● **Problem statement**
Determine how many lines contain the string "grabado" and reply with that number alone.

● **Stored records**
---

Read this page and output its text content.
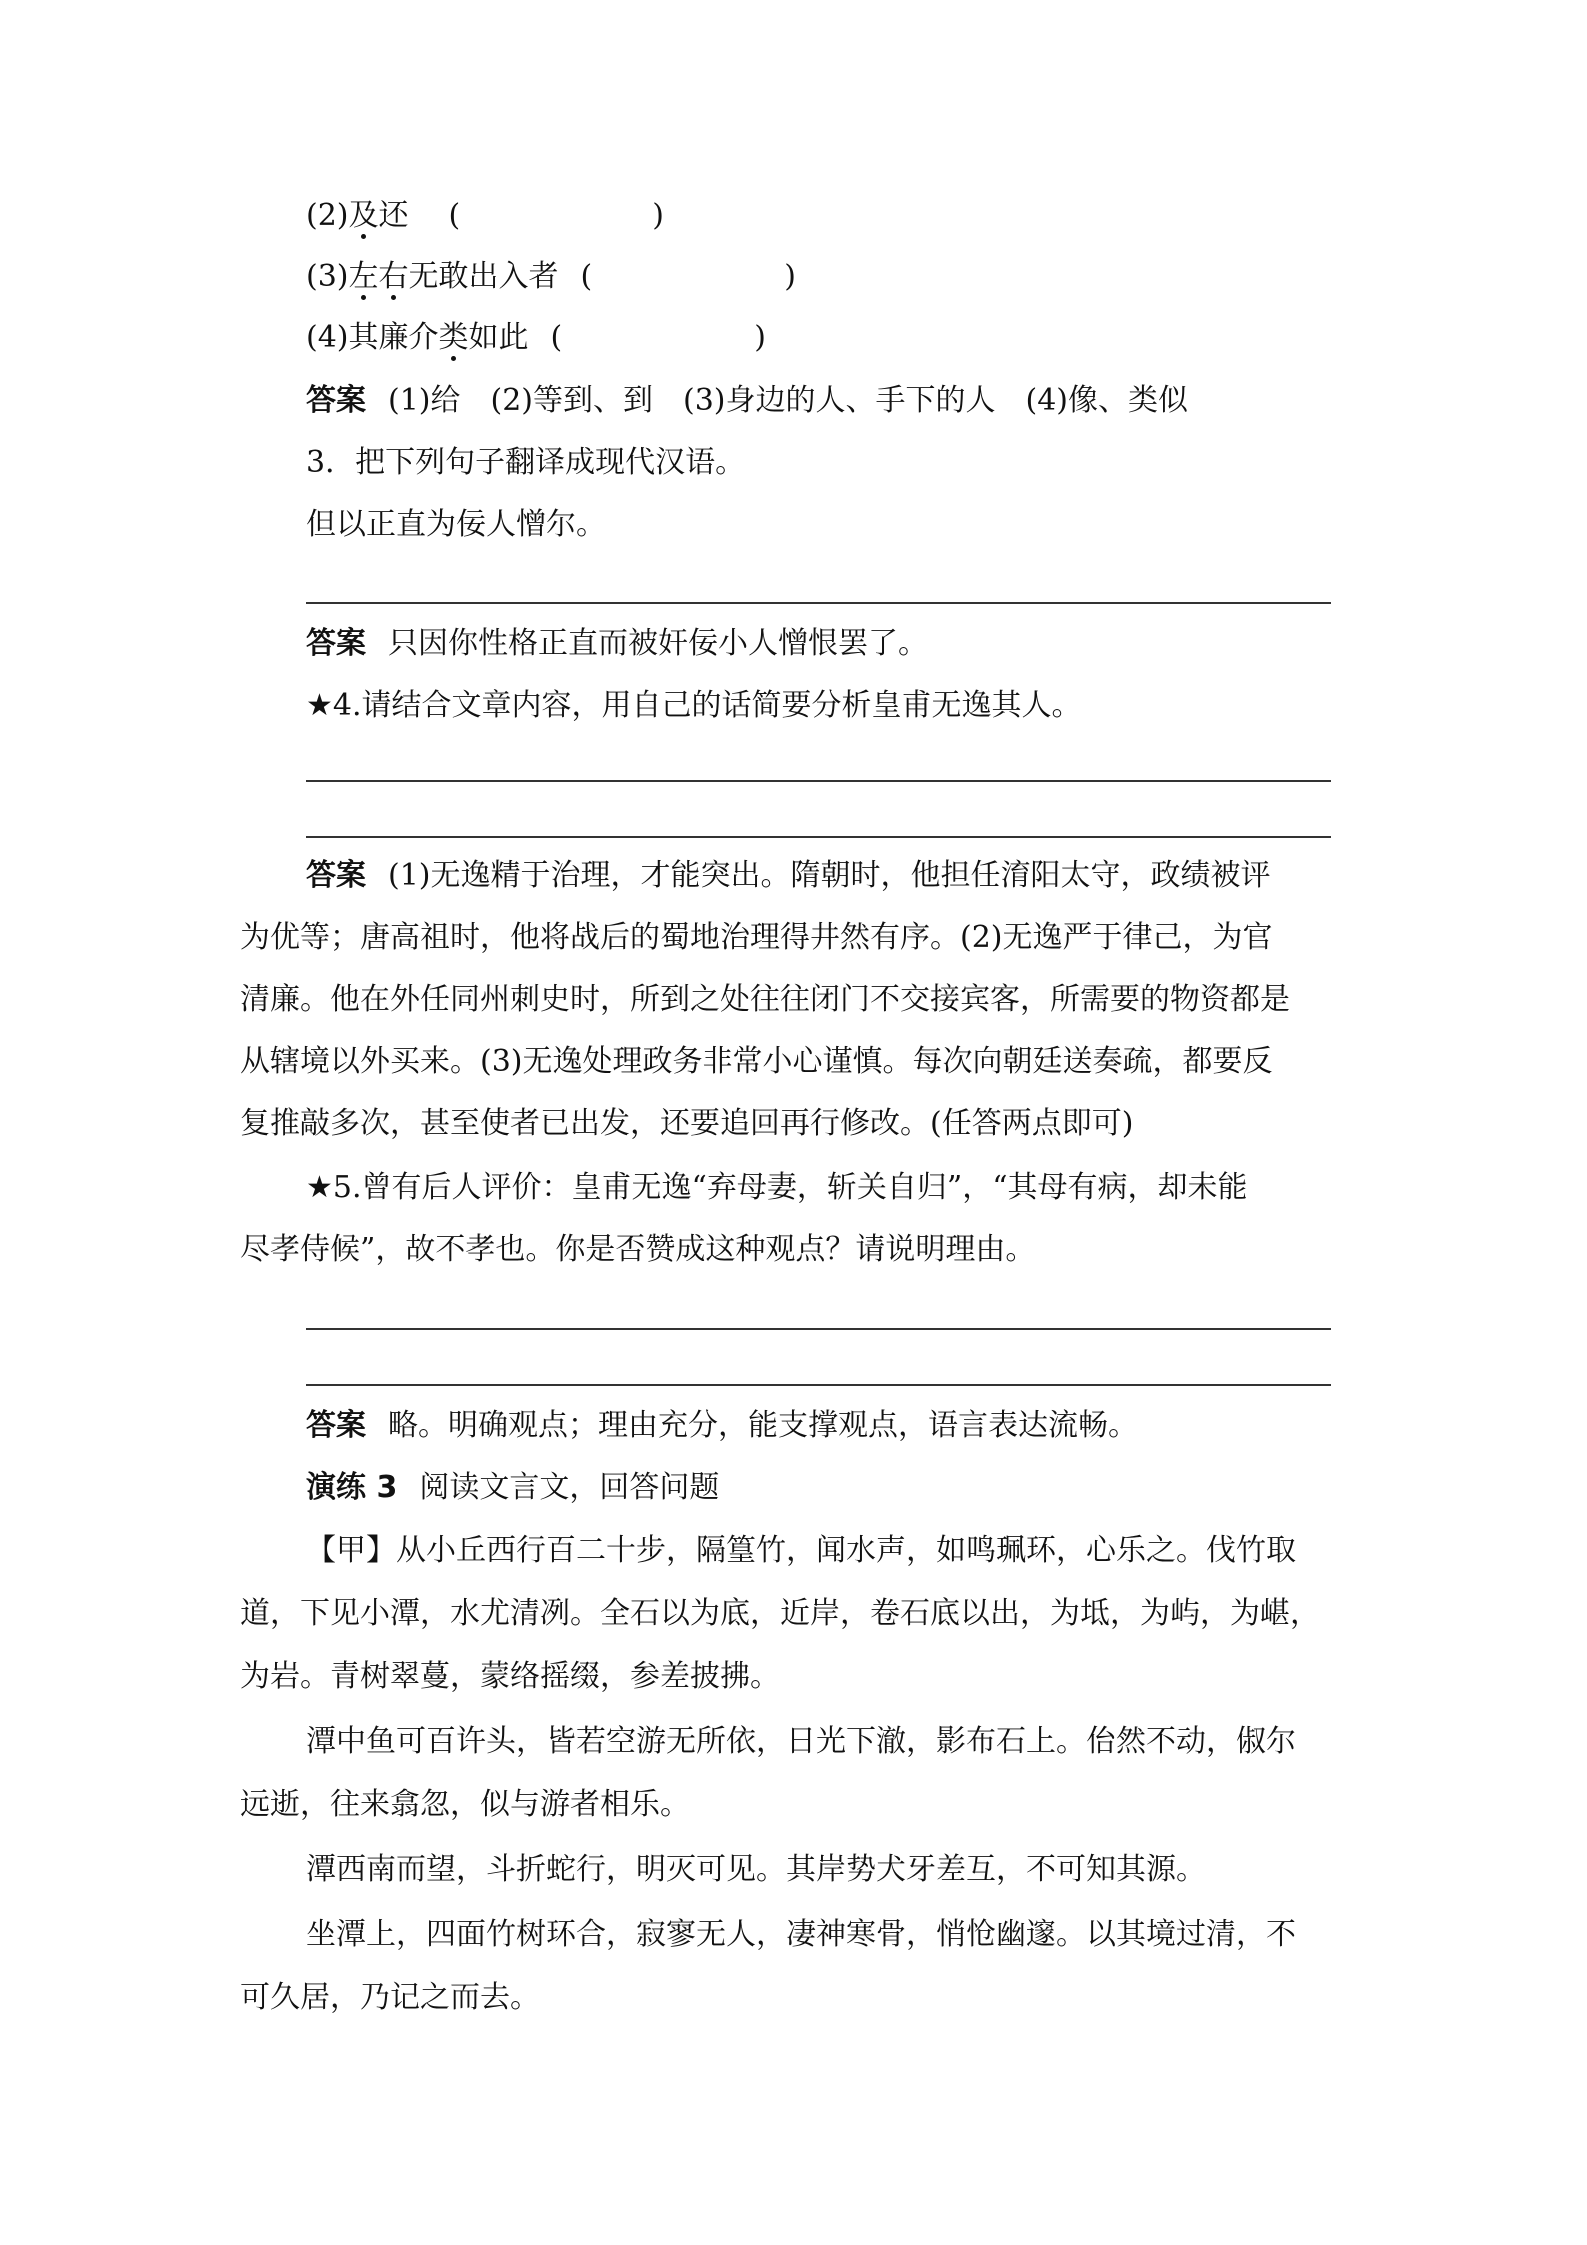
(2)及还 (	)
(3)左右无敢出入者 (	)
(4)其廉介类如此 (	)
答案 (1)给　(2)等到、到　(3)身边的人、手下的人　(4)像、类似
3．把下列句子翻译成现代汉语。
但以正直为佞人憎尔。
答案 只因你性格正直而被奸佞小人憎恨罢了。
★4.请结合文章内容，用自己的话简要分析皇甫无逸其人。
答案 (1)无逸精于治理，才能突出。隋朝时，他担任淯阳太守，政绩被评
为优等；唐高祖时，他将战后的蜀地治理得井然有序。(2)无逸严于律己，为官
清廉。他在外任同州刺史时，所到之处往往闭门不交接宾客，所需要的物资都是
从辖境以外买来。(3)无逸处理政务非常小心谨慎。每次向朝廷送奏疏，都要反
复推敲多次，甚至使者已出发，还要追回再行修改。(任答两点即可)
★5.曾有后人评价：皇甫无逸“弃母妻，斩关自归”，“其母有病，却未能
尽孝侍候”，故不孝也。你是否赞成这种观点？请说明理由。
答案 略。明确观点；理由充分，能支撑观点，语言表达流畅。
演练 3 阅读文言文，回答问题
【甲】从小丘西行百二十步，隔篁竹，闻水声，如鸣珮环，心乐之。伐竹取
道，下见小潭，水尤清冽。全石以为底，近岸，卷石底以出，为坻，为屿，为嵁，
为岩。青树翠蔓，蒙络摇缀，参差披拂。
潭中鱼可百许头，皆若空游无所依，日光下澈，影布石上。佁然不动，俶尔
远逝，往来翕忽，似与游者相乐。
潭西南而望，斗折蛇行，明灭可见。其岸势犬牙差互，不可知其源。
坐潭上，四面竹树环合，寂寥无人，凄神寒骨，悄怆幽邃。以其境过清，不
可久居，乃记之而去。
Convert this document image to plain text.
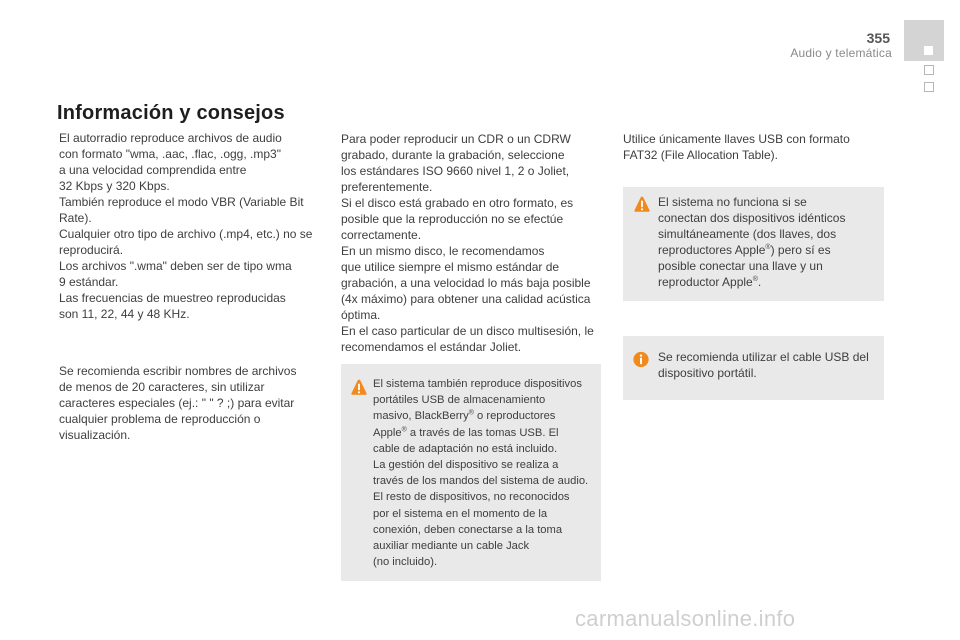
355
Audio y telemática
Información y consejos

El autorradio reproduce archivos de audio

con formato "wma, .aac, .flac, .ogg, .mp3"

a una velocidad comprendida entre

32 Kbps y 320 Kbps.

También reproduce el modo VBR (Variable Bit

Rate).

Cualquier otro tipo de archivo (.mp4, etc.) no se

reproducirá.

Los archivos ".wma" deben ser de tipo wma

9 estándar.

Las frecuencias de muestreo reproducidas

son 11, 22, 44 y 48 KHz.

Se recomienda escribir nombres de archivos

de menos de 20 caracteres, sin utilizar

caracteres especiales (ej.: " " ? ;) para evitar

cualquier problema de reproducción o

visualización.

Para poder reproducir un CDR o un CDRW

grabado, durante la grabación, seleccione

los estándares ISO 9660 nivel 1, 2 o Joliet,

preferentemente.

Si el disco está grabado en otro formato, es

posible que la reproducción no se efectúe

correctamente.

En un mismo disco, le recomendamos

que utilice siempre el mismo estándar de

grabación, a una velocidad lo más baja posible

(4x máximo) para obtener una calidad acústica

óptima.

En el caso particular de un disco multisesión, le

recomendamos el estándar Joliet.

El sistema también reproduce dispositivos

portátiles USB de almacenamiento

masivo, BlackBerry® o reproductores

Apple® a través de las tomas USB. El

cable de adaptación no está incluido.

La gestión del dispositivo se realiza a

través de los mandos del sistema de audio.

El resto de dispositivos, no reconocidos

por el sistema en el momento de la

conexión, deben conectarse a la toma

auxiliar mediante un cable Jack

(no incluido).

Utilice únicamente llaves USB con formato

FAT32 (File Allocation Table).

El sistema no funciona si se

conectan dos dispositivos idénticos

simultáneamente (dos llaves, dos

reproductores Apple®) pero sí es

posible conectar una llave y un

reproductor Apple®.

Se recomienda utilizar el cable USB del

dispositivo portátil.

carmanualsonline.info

---

● **The response**
2